◆ **PROBLEM REQUIREMENTS**
Output the material below in full, exactly as it is.

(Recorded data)
--------------------------------------------------

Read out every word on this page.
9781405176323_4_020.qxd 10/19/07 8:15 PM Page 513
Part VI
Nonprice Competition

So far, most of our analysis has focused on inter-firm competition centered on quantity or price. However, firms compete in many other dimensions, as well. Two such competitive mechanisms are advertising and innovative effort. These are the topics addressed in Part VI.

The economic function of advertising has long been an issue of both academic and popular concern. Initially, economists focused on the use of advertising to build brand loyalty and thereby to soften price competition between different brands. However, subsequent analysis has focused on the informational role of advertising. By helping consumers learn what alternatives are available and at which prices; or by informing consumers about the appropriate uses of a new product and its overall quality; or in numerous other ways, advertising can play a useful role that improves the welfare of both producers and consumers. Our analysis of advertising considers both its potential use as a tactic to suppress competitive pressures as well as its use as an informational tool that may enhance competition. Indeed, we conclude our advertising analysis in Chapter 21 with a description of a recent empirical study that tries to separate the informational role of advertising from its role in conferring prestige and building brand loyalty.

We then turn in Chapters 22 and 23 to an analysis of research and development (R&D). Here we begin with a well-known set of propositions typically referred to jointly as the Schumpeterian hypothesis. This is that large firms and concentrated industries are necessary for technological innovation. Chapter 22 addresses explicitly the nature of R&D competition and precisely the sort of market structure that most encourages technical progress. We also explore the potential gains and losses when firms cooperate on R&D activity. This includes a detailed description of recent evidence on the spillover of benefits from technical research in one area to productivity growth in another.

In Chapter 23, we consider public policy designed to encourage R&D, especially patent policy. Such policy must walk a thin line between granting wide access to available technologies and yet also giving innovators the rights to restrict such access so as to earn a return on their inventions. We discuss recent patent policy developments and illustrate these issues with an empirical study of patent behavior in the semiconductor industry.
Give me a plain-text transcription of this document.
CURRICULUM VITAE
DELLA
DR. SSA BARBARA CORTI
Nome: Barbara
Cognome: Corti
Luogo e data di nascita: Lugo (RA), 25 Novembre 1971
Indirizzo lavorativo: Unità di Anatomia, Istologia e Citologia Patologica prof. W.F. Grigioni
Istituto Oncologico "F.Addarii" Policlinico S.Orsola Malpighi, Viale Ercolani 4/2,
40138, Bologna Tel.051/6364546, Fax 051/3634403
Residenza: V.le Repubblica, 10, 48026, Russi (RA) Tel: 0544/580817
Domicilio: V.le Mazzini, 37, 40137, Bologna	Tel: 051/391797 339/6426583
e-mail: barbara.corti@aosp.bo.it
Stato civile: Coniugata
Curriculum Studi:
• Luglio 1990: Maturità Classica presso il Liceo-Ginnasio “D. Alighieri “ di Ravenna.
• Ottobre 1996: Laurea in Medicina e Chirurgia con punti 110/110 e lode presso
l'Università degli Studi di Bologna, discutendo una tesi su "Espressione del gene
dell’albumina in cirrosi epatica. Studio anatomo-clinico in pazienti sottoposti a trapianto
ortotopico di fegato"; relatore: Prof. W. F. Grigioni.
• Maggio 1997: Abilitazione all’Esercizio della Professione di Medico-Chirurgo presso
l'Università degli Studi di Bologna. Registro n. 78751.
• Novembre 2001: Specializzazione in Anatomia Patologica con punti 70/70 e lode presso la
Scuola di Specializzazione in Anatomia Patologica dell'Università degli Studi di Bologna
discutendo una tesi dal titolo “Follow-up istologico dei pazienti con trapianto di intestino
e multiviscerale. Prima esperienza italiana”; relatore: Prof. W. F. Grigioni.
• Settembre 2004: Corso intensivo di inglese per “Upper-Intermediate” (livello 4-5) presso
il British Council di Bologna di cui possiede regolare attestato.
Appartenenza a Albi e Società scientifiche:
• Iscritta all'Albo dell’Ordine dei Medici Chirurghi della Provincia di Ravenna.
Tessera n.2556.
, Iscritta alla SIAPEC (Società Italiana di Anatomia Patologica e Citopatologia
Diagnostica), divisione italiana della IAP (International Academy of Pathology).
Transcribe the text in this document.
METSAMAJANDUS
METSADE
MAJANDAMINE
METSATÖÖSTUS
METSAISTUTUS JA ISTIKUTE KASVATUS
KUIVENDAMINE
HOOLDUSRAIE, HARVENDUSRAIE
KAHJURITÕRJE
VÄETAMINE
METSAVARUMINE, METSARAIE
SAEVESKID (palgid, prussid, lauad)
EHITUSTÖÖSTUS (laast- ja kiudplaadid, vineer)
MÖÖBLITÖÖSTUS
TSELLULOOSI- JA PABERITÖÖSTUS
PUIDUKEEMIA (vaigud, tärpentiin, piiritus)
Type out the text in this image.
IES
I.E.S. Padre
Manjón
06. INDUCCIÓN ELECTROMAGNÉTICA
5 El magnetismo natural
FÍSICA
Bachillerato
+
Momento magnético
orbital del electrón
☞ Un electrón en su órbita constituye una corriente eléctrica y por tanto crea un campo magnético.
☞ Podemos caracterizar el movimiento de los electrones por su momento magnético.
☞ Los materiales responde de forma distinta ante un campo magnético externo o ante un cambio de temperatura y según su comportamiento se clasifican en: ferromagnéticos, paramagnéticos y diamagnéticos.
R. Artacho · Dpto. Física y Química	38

--------------------------------------------------

◆ **SOLVED PROBLEM**
Read out every word on this page.
9781405176323_4_020.qxd 10/19/07 8:15 PM Page 513
Part VI
Nonprice Competition

So far, most of our analysis has focused on inter-firm competition centered on quantity or price. However, firms compete in many other dimensions, as well. Two such competitive mechanisms are advertising and innovative effort. These are the topics addressed in Part VI.

The economic function of advertising has long been an issue of both academic and popular concern. Initially, economists focused on the use of advertising to build brand loyalty and thereby to soften price competition between different brands. However, subsequent analysis has focused on the informational role of advertising. By helping consumers learn what alternatives are available and at which prices; or by informing consumers about the appropriate uses of a new product and its overall quality; or in numerous other ways, advertising can play a useful role that improves the welfare of both producers and consumers. Our analysis of advertising considers both its potential use as a tactic to suppress competitive pressures as well as its use as an informational tool that may enhance competition. Indeed, we conclude our advertising analysis in Chapter 21 with a description of a recent empirical study that tries to separate the informational role of advertising from its role in conferring prestige and building brand loyalty.

We then turn in Chapters 22 and 23 to an analysis of research and development (R&D). Here we begin with a well-known set of propositions typically referred to jointly as the Schumpeterian hypothesis. This is that large firms and concentrated industries are necessary for technological innovation. Chapter 22 addresses explicitly the nature of R&D competition and precisely the sort of market structure that most encourages technical progress. We also explore the potential gains and losses when firms cooperate on R&D activity. This includes a detailed description of recent evidence on the spillover of benefits from technical research in one area to productivity growth in another.

In Chapter 23, we consider public policy designed to encourage R&D, especially patent policy. Such policy must walk a thin line between granting wide access to available technologies and yet also giving innovators the rights to restrict such access so as to earn a return on their inventions. We discuss recent patent policy developments and illustrate these issues with an empirical study of patent behavior in the semiconductor industry.
Give me a plain-text transcription of this document.
CURRICULUM VITAE
DELLA
DR. SSA BARBARA CORTI
Nome: Barbara
Cognome: Corti
Luogo e data di nascita: Lugo (RA), 25 Novembre 1971
Indirizzo lavorativo: Unità di Anatomia, Istologia e Citologia Patologica prof. W.F. Grigioni
Istituto Oncologico "F.Addarii" Policlinico S.Orsola Malpighi, Viale Ercolani 4/2,
40138, Bologna Tel.051/6364546, Fax 051/3634403
Residenza: V.le Repubblica, 10, 48026, Russi (RA) Tel: 0544/580817
Domicilio: V.le Mazzini, 37, 40137, Bologna	Tel: 051/391797 339/6426583
e-mail: barbara.corti@aosp.bo.it
Stato civile: Coniugata
Curriculum Studi:
• Luglio 1990: Maturità Classica presso il Liceo-Ginnasio “D. Alighieri “ di Ravenna.
• Ottobre 1996: Laurea in Medicina e Chirurgia con punti 110/110 e lode presso
l'Università degli Studi di Bologna, discutendo una tesi su "Espressione del gene
dell’albumina in cirrosi epatica. Studio anatomo-clinico in pazienti sottoposti a trapianto
ortotopico di fegato"; relatore: Prof. W. F. Grigioni.
• Maggio 1997: Abilitazione all’Esercizio della Professione di Medico-Chirurgo presso
l'Università degli Studi di Bologna. Registro n. 78751.
• Novembre 2001: Specializzazione in Anatomia Patologica con punti 70/70 e lode presso la
Scuola di Specializzazione in Anatomia Patologica dell'Università degli Studi di Bologna
discutendo una tesi dal titolo “Follow-up istologico dei pazienti con trapianto di intestino
e multiviscerale. Prima esperienza italiana”; relatore: Prof. W. F. Grigioni.
• Settembre 2004: Corso intensivo di inglese per “Upper-Intermediate” (livello 4-5) presso
il British Council di Bologna di cui possiede regolare attestato.
Appartenenza a Albi e Società scientifiche:
• Iscritta all'Albo dell’Ordine dei Medici Chirurghi della Provincia di Ravenna.
Tessera n.2556.
, Iscritta alla SIAPEC (Società Italiana di Anatomia Patologica e Citopatologia
Diagnostica), divisione italiana della IAP (International Academy of Pathology).
Transcribe the text in this document.
METSAMAJANDUS
METSADE
MAJANDAMINE
METSATÖÖSTUS
METSAISTUTUS JA ISTIKUTE KASVATUS
KUIVENDAMINE
HOOLDUSRAIE, HARVENDUSRAIE
KAHJURITÕRJE
VÄETAMINE
METSAVARUMINE, METSARAIE
SAEVESKID (palgid, prussid, lauad)
EHITUSTÖÖSTUS (laast- ja kiudplaadid, vineer)
MÖÖBLITÖÖSTUS
TSELLULOOSI- JA PABERITÖÖSTUS
PUIDUKEEMIA (vaigud, tärpentiin, piiritus)
Type out the text in this image.
IES
I.E.S. Padre
Manjón
06. INDUCCIÓN ELECTROMAGNÉTICA
5 El magnetismo natural
FÍSICA
Bachillerato
+
Momento magnético
orbital del electrón
☞ Un electrón en su órbita constituye una corriente eléctrica y por tanto crea un campo magnético.
☞ Podemos caracterizar el movimiento de los electrones por su momento magnético.
☞ Los materiales responde de forma distinta ante un campo magnético externo o ante un cambio de temperatura y según su comportamiento se clasifican en: ferromagnéticos, paramagnéticos y diamagnéticos.
R. Artacho · Dpto. Física y Química	38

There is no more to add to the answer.